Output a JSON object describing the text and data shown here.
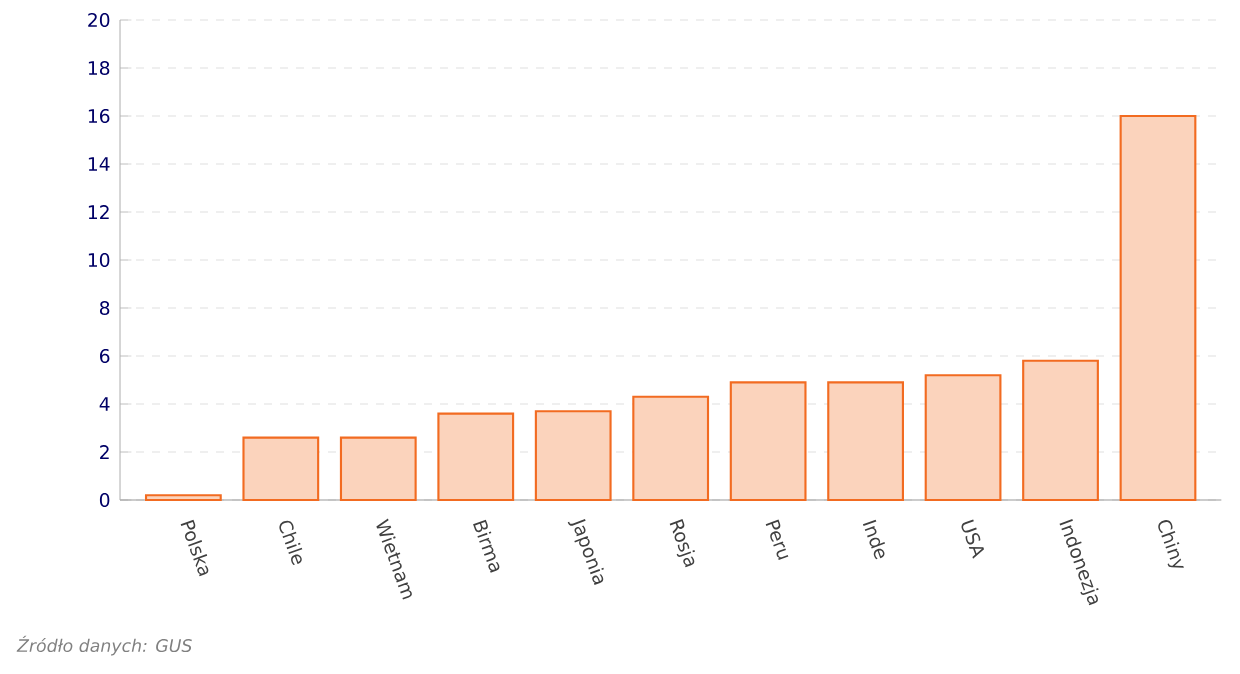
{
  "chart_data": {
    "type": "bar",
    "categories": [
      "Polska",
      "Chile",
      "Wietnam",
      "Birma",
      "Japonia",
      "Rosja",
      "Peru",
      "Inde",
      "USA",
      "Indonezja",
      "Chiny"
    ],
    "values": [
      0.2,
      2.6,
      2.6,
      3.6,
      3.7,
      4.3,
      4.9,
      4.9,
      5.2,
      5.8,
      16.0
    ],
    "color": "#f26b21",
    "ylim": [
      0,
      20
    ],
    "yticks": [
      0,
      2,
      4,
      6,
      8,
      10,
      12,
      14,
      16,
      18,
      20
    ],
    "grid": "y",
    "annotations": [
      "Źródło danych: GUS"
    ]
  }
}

● ● ● ● ● ● ●

Short task |
Transcribe every entry word for word, but skip the pictures.

Written solution |
Output a JSON object describing the text and data shown here.
{
  "chart_data": {
    "type": "bar",
    "categories": [
      "Polska",
      "Chile",
      "Wietnam",
      "Birma",
      "Japonia",
      "Rosja",
      "Peru",
      "Inde",
      "USA",
      "Indonezja",
      "Chiny"
    ],
    "values": [
      0.2,
      2.6,
      2.6,
      3.6,
      3.7,
      4.3,
      4.9,
      4.9,
      5.2,
      5.8,
      16.0
    ],
    "color": "#f26b21",
    "ylim": [
      0,
      20
    ],
    "yticks": [
      0,
      2,
      4,
      6,
      8,
      10,
      12,
      14,
      16,
      18,
      20
    ],
    "grid": "y",
    "annotations": [
      "Źródło danych: GUS"
    ]
  }
}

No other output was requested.